EXERCISE PROMPT: Which lines in the records below include the word "ylabel"? Report each of them in full.

Segment Start: DATA EXCERPTS

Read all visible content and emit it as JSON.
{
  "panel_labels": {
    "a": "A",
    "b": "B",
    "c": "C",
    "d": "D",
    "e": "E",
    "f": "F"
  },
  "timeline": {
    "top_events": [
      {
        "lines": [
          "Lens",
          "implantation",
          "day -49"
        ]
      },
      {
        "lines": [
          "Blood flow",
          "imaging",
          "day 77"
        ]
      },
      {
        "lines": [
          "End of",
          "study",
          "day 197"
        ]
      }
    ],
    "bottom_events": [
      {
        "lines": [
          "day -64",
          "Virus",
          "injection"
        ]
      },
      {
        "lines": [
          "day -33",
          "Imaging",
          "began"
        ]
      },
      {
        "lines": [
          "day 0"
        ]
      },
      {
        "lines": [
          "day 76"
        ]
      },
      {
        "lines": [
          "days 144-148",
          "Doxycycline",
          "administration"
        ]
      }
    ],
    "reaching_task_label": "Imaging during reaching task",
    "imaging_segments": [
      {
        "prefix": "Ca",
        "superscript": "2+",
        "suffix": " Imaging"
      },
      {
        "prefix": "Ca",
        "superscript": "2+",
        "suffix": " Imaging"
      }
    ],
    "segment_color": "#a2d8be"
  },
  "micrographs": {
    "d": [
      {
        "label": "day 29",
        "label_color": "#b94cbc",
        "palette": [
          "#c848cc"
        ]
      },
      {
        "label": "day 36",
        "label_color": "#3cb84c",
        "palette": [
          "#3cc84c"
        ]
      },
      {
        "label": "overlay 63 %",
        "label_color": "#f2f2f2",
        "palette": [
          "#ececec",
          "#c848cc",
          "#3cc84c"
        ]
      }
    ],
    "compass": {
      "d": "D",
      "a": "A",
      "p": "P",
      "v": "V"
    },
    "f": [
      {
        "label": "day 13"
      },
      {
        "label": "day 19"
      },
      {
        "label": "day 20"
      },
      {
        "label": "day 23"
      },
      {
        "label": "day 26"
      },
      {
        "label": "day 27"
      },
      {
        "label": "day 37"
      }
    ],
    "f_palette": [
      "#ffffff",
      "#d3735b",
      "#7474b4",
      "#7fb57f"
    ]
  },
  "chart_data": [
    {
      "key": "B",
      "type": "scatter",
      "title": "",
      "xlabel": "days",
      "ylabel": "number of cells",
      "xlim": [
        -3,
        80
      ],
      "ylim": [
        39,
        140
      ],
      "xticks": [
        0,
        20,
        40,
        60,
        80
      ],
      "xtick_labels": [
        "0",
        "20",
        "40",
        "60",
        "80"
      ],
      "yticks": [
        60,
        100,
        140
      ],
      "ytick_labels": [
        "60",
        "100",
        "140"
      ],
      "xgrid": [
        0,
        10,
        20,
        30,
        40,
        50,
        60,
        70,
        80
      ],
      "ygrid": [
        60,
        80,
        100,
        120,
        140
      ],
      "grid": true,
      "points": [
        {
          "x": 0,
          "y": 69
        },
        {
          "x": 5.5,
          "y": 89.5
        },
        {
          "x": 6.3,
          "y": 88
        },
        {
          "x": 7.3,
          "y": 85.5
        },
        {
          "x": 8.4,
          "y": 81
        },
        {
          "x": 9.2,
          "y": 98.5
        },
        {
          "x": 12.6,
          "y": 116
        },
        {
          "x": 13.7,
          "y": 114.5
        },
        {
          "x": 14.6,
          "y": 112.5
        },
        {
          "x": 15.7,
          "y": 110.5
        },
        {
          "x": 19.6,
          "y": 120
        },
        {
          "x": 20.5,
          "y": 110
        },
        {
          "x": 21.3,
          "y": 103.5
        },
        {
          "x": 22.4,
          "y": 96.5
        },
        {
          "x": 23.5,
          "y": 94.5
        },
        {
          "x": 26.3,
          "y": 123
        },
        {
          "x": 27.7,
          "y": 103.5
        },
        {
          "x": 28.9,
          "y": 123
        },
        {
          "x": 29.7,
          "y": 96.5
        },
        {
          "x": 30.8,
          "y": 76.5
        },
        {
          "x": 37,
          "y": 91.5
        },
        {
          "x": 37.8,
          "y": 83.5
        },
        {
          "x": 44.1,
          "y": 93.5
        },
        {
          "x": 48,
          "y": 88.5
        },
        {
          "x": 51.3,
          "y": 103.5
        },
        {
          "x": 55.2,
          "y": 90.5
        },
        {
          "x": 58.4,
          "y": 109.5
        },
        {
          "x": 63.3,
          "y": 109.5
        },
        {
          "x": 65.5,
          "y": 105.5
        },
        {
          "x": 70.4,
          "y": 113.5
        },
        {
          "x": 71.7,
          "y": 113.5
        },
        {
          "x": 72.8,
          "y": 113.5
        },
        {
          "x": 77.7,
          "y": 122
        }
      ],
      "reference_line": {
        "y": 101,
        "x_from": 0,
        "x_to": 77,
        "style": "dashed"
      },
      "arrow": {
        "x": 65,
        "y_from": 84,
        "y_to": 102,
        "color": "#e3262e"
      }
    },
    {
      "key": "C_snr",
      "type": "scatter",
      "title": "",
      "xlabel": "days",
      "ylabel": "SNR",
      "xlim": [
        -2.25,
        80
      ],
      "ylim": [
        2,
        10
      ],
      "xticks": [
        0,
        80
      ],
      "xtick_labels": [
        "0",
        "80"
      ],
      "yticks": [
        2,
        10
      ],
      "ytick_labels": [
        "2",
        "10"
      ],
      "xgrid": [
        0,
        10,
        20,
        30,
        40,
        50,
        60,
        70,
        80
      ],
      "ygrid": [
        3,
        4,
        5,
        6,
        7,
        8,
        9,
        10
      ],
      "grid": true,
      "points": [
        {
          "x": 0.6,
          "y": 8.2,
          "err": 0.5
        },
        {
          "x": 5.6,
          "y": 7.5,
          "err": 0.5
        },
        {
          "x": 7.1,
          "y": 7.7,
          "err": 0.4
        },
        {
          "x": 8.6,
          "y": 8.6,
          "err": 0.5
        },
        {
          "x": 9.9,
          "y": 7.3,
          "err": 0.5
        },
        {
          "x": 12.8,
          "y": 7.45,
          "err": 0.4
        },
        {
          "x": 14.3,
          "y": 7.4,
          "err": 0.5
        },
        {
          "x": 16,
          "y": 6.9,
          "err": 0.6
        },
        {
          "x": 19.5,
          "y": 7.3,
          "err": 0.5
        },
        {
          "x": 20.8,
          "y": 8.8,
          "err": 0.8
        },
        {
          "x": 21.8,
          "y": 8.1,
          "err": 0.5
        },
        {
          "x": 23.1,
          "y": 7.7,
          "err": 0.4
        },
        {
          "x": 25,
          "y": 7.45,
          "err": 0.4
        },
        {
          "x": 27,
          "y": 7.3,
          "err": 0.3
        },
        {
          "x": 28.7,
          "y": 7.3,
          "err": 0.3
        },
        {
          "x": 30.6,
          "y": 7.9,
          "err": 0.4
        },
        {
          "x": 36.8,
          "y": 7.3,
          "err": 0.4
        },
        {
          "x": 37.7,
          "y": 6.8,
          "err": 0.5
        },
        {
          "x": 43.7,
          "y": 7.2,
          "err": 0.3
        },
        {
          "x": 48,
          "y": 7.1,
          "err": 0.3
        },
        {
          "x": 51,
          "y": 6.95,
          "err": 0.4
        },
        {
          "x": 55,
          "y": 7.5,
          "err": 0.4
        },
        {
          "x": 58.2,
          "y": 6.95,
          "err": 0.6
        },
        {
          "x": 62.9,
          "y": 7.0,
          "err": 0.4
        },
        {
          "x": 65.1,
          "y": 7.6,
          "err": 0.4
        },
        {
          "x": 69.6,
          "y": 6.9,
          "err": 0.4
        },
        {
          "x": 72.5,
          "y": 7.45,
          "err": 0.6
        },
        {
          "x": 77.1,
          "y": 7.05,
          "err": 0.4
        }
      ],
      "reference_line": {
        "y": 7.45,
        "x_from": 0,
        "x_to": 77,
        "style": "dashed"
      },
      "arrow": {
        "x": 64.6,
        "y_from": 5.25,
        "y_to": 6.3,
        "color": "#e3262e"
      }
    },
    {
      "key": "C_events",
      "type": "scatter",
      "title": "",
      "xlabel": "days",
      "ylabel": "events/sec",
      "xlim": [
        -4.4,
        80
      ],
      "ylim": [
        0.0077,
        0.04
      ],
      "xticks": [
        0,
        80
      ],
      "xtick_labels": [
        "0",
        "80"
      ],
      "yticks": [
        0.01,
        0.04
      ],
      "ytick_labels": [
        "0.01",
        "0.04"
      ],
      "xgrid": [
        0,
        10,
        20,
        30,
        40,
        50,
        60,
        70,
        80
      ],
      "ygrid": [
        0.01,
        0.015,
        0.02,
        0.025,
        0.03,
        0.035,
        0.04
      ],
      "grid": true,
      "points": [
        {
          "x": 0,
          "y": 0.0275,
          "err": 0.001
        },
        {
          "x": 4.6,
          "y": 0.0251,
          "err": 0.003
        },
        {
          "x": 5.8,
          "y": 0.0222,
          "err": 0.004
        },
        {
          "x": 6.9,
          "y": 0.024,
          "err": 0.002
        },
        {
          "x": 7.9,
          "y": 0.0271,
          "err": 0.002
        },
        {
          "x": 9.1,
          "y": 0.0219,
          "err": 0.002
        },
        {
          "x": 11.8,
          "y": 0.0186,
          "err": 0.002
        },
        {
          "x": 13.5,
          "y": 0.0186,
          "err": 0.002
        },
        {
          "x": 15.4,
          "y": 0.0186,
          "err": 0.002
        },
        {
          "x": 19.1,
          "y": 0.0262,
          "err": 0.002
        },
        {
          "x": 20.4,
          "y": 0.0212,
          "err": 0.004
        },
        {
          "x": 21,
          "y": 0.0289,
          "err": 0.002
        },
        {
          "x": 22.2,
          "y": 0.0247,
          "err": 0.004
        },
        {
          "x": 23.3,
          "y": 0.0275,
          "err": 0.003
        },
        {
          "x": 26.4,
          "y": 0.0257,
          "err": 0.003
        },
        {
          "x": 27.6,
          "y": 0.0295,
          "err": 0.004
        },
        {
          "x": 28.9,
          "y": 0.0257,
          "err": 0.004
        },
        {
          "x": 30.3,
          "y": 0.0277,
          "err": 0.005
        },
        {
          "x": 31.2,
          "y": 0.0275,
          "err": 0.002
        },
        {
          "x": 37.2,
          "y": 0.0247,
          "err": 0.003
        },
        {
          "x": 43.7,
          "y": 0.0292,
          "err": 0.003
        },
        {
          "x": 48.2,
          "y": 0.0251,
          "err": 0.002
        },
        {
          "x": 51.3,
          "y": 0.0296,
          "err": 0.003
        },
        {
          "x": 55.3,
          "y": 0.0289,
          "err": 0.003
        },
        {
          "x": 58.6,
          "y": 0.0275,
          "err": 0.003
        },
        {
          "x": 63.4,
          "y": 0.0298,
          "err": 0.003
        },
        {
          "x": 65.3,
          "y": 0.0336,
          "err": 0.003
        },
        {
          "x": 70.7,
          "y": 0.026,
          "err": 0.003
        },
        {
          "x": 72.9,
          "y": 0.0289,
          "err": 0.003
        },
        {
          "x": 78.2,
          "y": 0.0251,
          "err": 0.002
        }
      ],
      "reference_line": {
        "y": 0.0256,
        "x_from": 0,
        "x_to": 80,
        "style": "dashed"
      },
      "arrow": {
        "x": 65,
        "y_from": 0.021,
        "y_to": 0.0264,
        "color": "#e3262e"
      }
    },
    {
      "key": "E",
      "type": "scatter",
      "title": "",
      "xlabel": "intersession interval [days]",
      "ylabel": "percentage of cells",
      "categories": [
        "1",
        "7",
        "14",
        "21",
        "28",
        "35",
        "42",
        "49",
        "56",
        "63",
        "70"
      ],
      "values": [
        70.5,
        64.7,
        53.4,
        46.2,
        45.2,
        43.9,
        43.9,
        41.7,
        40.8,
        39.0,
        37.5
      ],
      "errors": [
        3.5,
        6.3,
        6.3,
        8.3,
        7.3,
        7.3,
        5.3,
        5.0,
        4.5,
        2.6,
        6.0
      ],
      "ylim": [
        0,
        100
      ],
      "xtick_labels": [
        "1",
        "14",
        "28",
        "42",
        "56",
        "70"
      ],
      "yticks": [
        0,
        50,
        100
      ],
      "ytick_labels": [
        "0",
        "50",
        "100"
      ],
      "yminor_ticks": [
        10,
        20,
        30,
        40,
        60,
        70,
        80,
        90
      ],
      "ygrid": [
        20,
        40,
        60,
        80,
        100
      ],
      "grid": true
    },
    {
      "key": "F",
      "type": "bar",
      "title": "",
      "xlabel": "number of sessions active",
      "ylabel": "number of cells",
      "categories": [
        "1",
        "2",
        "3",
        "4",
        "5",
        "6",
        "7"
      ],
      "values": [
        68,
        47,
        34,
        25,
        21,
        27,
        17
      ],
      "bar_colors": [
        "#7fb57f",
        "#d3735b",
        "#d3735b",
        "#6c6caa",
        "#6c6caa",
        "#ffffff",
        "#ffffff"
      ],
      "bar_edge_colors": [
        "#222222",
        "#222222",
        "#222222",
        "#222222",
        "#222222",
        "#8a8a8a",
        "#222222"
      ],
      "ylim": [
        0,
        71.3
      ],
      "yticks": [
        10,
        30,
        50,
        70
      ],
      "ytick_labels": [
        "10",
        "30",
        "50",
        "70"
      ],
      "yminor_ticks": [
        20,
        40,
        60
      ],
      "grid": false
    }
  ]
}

Segment End: DATA EXCERPTS

TASK OUTPUT:
      "ylabel": "number of cells",
      "ylabel": "SNR",
      "ylabel": "events/sec",
      "ylabel": "percentage of cells",
      "ylabel": "number of cells",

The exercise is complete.